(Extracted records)
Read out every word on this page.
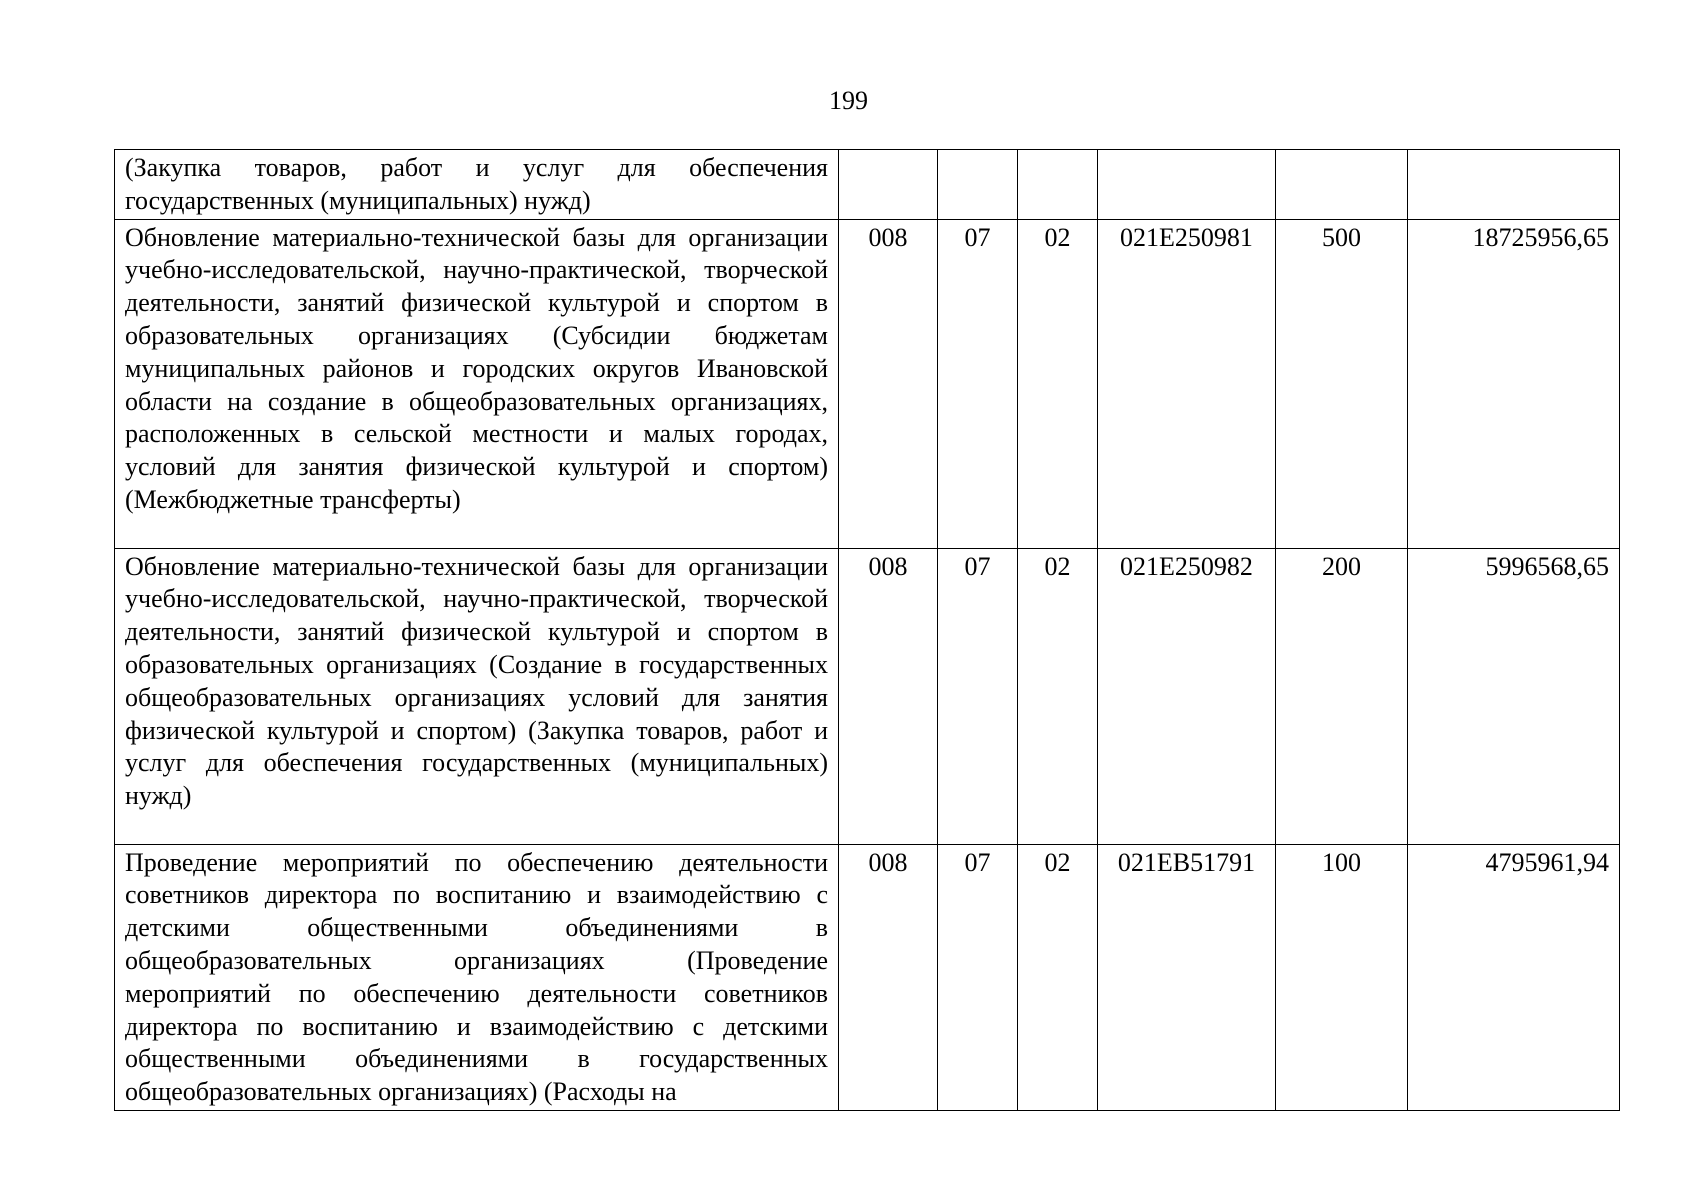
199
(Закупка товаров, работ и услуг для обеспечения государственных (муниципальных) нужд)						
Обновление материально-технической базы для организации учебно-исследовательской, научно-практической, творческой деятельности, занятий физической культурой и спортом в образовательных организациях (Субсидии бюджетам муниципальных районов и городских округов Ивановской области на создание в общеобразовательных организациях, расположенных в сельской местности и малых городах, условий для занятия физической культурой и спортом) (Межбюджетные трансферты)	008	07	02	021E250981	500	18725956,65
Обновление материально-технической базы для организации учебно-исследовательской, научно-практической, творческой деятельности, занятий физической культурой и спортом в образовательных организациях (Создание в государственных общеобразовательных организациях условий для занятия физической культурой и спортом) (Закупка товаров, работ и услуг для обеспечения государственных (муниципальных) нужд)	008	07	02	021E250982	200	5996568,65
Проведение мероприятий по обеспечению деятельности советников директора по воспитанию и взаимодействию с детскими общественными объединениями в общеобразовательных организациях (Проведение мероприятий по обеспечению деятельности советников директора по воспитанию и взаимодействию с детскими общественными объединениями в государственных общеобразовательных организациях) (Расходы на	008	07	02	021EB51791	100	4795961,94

• [The request]:
Copy every line above word for word and exclude the pictures.

• [Task answer]:
Read out every word on this page.
199
(Закупка товаров, работ и услуг для обеспечения государственных (муниципальных) нужд)						
Обновление материально-технической базы для организации учебно-исследовательской, научно-практической, творческой деятельности, занятий физической культурой и спортом в образовательных организациях (Субсидии бюджетам муниципальных районов и городских округов Ивановской области на создание в общеобразовательных организациях, расположенных в сельской местности и малых городах, условий для занятия физической культурой и спортом) (Межбюджетные трансферты)	008	07	02	021E250981	500	18725956,65
Обновление материально-технической базы для организации учебно-исследовательской, научно-практической, творческой деятельности, занятий физической культурой и спортом в образовательных организациях (Создание в государственных общеобразовательных организациях условий для занятия физической культурой и спортом) (Закупка товаров, работ и услуг для обеспечения государственных (муниципальных) нужд)	008	07	02	021E250982	200	5996568,65
Проведение мероприятий по обеспечению деятельности советников директора по воспитанию и взаимодействию с детскими общественными объединениями в общеобразовательных организациях (Проведение мероприятий по обеспечению деятельности советников директора по воспитанию и взаимодействию с детскими общественными объединениями в государственных общеобразовательных организациях) (Расходы на	008	07	02	021EB51791	100	4795961,94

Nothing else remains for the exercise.